=== Document passage ===
━━━━━━━━━━━━━━━━━━━━
Reconciliation and Mosaic Forest Management Corp.

July 09, 2019

foggy forest
Photo: Shutterstock

When a company takes the reconciliation initiative to provide our Indigenous Awareness training to the majority of their staff we believe their actions should be applauded and broadcast.

Ken Price, RFT, Manager, Partnerships for Mosaic Forest Management Corp. took some time to provide the background on why it was important that staff take the training and the impact on their relations with First Nation communities and partners.

What led to the decision to have Indigenous awareness training for TimberWest staff?

TimberWest has been a member of the Canadian Council for Aboriginal Business (CCAB) since 2014. CCAB has a Memorandum of Understanding with Sustainable Forestry Initiative, which is our Environmental certification. Through that association, we were approached to see if we would be interested in becoming PAR (Progressive Aboriginal Relations) certified. In September 2017, TimberWest became the first forest company in BC to be PAR certified and the second nationally.

Being PAR certified is something that TimberWest (now Mosaic Forest Management) is proud of and we communicate the benefits of PAR to our industry peers and all groups we interact with, including the First Nations that Mosaic has ongoing communications with. PAR is a great tool to align both groups’ visions in order to work together. Our commitment shows we have taken it upon ourselves to gain a better understanding of culture, history and the current history and we find that commitment is very much appreciated.
━━━━━━━━━━━━━━━━━━━━
=== Data for analysis ===
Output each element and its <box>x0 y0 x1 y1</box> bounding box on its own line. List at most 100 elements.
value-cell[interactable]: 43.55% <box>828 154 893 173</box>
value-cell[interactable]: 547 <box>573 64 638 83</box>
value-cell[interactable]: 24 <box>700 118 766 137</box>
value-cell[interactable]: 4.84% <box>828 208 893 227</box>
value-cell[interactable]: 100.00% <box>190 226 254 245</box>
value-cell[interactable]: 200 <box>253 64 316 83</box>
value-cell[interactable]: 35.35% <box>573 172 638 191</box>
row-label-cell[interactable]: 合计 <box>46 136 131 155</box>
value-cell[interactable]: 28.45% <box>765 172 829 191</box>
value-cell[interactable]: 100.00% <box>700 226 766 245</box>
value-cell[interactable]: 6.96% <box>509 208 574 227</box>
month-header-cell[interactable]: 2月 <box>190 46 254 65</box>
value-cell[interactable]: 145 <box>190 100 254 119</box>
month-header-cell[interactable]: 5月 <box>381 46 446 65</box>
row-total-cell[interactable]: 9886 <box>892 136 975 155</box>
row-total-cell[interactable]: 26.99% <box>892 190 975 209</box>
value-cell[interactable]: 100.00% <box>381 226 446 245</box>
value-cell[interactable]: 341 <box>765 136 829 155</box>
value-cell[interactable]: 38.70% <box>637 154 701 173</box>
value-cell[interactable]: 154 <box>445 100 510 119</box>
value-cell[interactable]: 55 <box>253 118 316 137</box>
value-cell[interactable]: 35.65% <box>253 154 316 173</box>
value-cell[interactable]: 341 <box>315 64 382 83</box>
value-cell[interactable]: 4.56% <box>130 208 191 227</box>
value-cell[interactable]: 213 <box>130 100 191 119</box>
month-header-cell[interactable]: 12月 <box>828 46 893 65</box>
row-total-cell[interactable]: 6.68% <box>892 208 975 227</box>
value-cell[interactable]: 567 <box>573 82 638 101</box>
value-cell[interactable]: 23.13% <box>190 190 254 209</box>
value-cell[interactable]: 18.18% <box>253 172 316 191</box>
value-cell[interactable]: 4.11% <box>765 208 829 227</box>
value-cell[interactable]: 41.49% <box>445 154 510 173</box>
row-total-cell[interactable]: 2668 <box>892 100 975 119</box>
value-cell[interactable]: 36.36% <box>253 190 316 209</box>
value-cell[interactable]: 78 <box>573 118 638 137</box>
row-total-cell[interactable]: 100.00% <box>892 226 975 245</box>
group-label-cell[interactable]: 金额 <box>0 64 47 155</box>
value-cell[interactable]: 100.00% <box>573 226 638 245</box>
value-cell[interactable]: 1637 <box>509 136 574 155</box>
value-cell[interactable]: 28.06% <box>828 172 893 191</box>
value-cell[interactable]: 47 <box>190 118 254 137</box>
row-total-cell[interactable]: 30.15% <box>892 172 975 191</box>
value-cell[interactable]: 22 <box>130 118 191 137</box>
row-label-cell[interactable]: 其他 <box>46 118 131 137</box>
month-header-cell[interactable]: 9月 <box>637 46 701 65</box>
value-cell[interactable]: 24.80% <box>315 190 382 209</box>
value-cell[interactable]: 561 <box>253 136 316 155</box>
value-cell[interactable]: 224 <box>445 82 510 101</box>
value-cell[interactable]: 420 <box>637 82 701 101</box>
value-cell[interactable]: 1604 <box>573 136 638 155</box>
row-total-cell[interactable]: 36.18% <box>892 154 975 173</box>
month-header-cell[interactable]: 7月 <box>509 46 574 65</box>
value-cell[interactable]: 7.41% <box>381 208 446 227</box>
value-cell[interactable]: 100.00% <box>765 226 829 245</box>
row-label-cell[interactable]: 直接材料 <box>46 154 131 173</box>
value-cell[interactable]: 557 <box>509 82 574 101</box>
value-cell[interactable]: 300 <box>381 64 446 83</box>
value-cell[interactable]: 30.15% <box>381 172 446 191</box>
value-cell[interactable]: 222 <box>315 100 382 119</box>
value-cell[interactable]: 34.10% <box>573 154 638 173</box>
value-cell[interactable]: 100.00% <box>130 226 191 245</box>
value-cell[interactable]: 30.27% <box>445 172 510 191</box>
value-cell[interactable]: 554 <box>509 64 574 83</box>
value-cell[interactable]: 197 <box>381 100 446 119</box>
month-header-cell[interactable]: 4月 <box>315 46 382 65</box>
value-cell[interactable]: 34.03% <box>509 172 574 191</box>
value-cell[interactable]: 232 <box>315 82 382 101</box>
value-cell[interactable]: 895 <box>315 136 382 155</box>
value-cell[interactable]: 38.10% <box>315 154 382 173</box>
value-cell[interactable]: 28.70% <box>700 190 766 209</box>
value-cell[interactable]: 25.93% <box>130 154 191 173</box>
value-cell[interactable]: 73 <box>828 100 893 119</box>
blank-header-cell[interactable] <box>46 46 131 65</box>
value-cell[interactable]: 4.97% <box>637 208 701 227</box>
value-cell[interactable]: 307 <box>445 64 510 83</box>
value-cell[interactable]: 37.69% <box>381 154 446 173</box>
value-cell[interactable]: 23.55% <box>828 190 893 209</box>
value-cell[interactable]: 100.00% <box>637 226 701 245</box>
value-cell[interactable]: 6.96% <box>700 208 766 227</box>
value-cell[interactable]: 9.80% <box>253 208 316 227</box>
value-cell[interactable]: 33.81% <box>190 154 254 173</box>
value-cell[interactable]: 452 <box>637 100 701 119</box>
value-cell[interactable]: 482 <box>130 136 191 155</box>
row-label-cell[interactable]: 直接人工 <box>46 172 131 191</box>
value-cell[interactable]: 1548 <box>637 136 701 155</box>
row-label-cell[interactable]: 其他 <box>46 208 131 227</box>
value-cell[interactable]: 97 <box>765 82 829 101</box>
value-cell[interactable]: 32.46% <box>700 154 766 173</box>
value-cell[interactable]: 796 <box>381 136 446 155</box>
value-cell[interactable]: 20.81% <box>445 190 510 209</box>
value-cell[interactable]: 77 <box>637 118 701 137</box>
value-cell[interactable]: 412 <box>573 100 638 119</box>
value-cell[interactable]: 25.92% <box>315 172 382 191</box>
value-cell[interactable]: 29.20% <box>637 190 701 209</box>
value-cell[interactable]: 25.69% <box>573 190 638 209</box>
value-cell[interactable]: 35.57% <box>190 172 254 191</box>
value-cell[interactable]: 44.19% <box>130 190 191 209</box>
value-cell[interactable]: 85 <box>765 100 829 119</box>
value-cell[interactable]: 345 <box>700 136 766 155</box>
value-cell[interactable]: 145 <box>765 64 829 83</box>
━━━━━━━━━━━━━━━━━━━━
=== Check your understanding ===
1) Answer these about the reconciliation article:
(a) What is Ken Price's job title?
(b) Since what year has TimberWest been a member of the Canadian Council for Aboriginal Business?
(c) In what month and year did TimberWest become PAR certified, and where did that put it among forest companies in BC?
2) Carry the reconciliation article forward from its final sentence, keeping the same interview style.
The data here comes from a separate source.

=== Per-task answers ===
1)
(a) Manager, Partnerships for Mosaic Forest Management Corp.
(b) 2014.
(c) September 2017; it was the first forest company in BC to be PAR certified.

2)
Part of our commitment to PAR was to make sure that each TimberWest staff employee and contractor lead had some level of training with respect to Indigenous history, and local history as well as legislation in current court cases. We have business-to-business relationships with over twenty First Nations on Vancouver Island and the mid-coast. For our executive, it made good business sense that all of our staff understand why there are certain questions or statements from First Nations we have relationships with such as “these lands are the unceded traditional territory of...” Some staff were unaware of wrongdoings in the past. It is important that everyone understands what reconciliation is about, what the UN Declaration on the Rights of Indigenous Peoples is about, and what our PAR certification is about.

What led to TimberWest choosing Indigenous Corporate Training Inc. as the training provider?

Many of us had met Bob, attended his seminars or seen him speak. Everyone was impressed with his insight and training style.

Bob’s ability to stand in front of a large group and articulate difficult topics and not be flustered by some of the ignorance he encounters in our society is unmatched. He can answer tough questions without escalating emotions - he just says it as it is.

How has the training impacted day-to-day operations?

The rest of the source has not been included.